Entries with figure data
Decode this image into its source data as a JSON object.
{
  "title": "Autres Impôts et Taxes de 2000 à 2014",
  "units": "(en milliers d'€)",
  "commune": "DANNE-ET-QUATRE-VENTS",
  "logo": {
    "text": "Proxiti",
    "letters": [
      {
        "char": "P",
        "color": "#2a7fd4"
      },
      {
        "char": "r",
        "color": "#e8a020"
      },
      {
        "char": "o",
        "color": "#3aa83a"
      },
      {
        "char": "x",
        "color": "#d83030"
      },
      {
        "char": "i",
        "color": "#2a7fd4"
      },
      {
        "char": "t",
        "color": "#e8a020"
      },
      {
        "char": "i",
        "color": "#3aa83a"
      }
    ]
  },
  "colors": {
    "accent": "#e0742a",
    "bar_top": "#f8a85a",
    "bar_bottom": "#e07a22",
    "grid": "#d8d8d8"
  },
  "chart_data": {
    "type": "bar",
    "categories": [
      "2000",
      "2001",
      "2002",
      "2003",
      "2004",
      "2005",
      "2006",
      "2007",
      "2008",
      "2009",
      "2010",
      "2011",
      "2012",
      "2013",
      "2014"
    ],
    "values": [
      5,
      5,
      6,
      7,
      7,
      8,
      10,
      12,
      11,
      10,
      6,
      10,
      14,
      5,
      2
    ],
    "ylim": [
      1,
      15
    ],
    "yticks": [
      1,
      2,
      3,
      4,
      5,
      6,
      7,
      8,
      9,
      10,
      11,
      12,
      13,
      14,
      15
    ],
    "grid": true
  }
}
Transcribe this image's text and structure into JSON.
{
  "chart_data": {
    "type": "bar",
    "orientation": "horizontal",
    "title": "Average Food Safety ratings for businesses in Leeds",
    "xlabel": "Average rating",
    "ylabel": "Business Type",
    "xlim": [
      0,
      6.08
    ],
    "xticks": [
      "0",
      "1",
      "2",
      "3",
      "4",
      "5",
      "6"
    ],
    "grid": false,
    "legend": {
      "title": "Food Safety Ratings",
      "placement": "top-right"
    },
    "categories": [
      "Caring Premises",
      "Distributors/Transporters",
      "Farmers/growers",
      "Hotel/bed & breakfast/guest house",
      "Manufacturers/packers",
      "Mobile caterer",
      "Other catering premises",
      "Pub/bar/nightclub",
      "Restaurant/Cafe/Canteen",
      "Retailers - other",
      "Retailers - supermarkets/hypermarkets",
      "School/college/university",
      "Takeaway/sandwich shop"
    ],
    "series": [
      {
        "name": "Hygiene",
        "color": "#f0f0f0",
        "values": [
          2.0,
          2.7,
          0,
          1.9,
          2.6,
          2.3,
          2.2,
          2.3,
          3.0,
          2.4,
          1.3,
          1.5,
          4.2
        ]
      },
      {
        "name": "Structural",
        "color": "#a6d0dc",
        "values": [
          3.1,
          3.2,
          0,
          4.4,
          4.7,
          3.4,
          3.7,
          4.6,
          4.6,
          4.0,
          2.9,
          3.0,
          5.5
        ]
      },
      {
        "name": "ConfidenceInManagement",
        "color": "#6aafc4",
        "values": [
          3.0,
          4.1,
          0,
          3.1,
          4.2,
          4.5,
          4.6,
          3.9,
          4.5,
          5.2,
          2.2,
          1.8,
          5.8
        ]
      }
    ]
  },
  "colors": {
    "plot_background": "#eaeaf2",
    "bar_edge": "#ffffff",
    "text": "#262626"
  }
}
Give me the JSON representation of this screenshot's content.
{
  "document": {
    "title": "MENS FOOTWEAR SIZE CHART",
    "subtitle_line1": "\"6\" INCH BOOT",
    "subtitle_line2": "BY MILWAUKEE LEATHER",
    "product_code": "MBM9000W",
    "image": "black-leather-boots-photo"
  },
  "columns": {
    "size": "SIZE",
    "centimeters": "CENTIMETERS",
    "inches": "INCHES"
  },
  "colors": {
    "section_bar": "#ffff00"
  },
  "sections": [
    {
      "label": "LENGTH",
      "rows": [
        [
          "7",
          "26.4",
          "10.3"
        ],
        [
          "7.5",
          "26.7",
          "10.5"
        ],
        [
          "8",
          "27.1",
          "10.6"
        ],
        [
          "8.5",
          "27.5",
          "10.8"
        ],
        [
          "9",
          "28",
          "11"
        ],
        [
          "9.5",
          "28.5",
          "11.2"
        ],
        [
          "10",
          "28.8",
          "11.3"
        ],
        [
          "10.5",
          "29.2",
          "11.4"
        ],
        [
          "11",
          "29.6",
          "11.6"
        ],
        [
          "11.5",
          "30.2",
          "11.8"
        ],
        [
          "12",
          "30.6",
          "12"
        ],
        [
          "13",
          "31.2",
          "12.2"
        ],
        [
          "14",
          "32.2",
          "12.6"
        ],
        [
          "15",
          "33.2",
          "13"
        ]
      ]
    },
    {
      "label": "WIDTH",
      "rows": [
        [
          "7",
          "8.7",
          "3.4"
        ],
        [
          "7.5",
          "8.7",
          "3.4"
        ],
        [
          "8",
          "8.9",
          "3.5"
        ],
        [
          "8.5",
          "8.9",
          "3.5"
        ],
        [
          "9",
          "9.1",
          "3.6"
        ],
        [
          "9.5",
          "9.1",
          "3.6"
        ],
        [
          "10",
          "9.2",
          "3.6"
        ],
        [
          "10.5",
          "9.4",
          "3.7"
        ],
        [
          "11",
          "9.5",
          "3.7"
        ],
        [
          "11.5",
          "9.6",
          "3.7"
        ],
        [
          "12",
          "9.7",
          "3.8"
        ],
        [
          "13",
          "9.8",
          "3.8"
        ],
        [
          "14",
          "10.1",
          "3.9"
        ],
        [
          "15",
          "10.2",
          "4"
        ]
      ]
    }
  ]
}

■ **Written exercise**
Write out every line from the records above, word for word.

■ **In response**
Decode this image into its source data as a JSON object.
{
  "title": "Autres Impôts et Taxes de 2000 à 2014",
  "units": "(en milliers d'€)",
  "commune": "DANNE-ET-QUATRE-VENTS",
  "logo": {
    "text": "Proxiti",
    "letters": [
      {
        "char": "P",
        "color": "#2a7fd4"
      },
      {
        "char": "r",
        "color": "#e8a020"
      },
      {
        "char": "o",
        "color": "#3aa83a"
      },
      {
        "char": "x",
        "color": "#d83030"
      },
      {
        "char": "i",
        "color": "#2a7fd4"
      },
      {
        "char": "t",
        "color": "#e8a020"
      },
      {
        "char": "i",
        "color": "#3aa83a"
      }
    ]
  },
  "colors": {
    "accent": "#e0742a",
    "bar_top": "#f8a85a",
    "bar_bottom": "#e07a22",
    "grid": "#d8d8d8"
  },
  "chart_data": {
    "type": "bar",
    "categories": [
      "2000",
      "2001",
      "2002",
      "2003",
      "2004",
      "2005",
      "2006",
      "2007",
      "2008",
      "2009",
      "2010",
      "2011",
      "2012",
      "2013",
      "2014"
    ],
    "values": [
      5,
      5,
      6,
      7,
      7,
      8,
      10,
      12,
      11,
      10,
      6,
      10,
      14,
      5,
      2
    ],
    "ylim": [
      1,
      15
    ],
    "yticks": [
      1,
      2,
      3,
      4,
      5,
      6,
      7,
      8,
      9,
      10,
      11,
      12,
      13,
      14,
      15
    ],
    "grid": true
  }
}
Transcribe this image's text and structure into JSON.
{
  "chart_data": {
    "type": "bar",
    "orientation": "horizontal",
    "title": "Average Food Safety ratings for businesses in Leeds",
    "xlabel": "Average rating",
    "ylabel": "Business Type",
    "xlim": [
      0,
      6.08
    ],
    "xticks": [
      "0",
      "1",
      "2",
      "3",
      "4",
      "5",
      "6"
    ],
    "grid": false,
    "legend": {
      "title": "Food Safety Ratings",
      "placement": "top-right"
    },
    "categories": [
      "Caring Premises",
      "Distributors/Transporters",
      "Farmers/growers",
      "Hotel/bed & breakfast/guest house",
      "Manufacturers/packers",
      "Mobile caterer",
      "Other catering premises",
      "Pub/bar/nightclub",
      "Restaurant/Cafe/Canteen",
      "Retailers - other",
      "Retailers - supermarkets/hypermarkets",
      "School/college/university",
      "Takeaway/sandwich shop"
    ],
    "series": [
      {
        "name": "Hygiene",
        "color": "#f0f0f0",
        "values": [
          2.0,
          2.7,
          0,
          1.9,
          2.6,
          2.3,
          2.2,
          2.3,
          3.0,
          2.4,
          1.3,
          1.5,
          4.2
        ]
      },
      {
        "name": "Structural",
        "color": "#a6d0dc",
        "values": [
          3.1,
          3.2,
          0,
          4.4,
          4.7,
          3.4,
          3.7,
          4.6,
          4.6,
          4.0,
          2.9,
          3.0,
          5.5
        ]
      },
      {
        "name": "ConfidenceInManagement",
        "color": "#6aafc4",
        "values": [
          3.0,
          4.1,
          0,
          3.1,
          4.2,
          4.5,
          4.6,
          3.9,
          4.5,
          5.2,
          2.2,
          1.8,
          5.8
        ]
      }
    ]
  },
  "colors": {
    "plot_background": "#eaeaf2",
    "bar_edge": "#ffffff",
    "text": "#262626"
  }
}
Give me the JSON representation of this screenshot's content.
{
  "document": {
    "title": "MENS FOOTWEAR SIZE CHART",
    "subtitle_line1": "\"6\" INCH BOOT",
    "subtitle_line2": "BY MILWAUKEE LEATHER",
    "product_code": "MBM9000W",
    "image": "black-leather-boots-photo"
  },
  "columns": {
    "size": "SIZE",
    "centimeters": "CENTIMETERS",
    "inches": "INCHES"
  },
  "colors": {
    "section_bar": "#ffff00"
  },
  "sections": [
    {
      "label": "LENGTH",
      "rows": [
        [
          "7",
          "26.4",
          "10.3"
        ],
        [
          "7.5",
          "26.7",
          "10.5"
        ],
        [
          "8",
          "27.1",
          "10.6"
        ],
        [
          "8.5",
          "27.5",
          "10.8"
        ],
        [
          "9",
          "28",
          "11"
        ],
        [
          "9.5",
          "28.5",
          "11.2"
        ],
        [
          "10",
          "28.8",
          "11.3"
        ],
        [
          "10.5",
          "29.2",
          "11.4"
        ],
        [
          "11",
          "29.6",
          "11.6"
        ],
        [
          "11.5",
          "30.2",
          "11.8"
        ],
        [
          "12",
          "30.6",
          "12"
        ],
        [
          "13",
          "31.2",
          "12.2"
        ],
        [
          "14",
          "32.2",
          "12.6"
        ],
        [
          "15",
          "33.2",
          "13"
        ]
      ]
    },
    {
      "label": "WIDTH",
      "rows": [
        [
          "7",
          "8.7",
          "3.4"
        ],
        [
          "7.5",
          "8.7",
          "3.4"
        ],
        [
          "8",
          "8.9",
          "3.5"
        ],
        [
          "8.5",
          "8.9",
          "3.5"
        ],
        [
          "9",
          "9.1",
          "3.6"
        ],
        [
          "9.5",
          "9.1",
          "3.6"
        ],
        [
          "10",
          "9.2",
          "3.6"
        ],
        [
          "10.5",
          "9.4",
          "3.7"
        ],
        [
          "11",
          "9.5",
          "3.7"
        ],
        [
          "11.5",
          "9.6",
          "3.7"
        ],
        [
          "12",
          "9.7",
          "3.8"
        ],
        [
          "13",
          "9.8",
          "3.8"
        ],
        [
          "14",
          "10.1",
          "3.9"
        ],
        [
          "15",
          "10.2",
          "4"
        ]
      ]
    }
  ]
}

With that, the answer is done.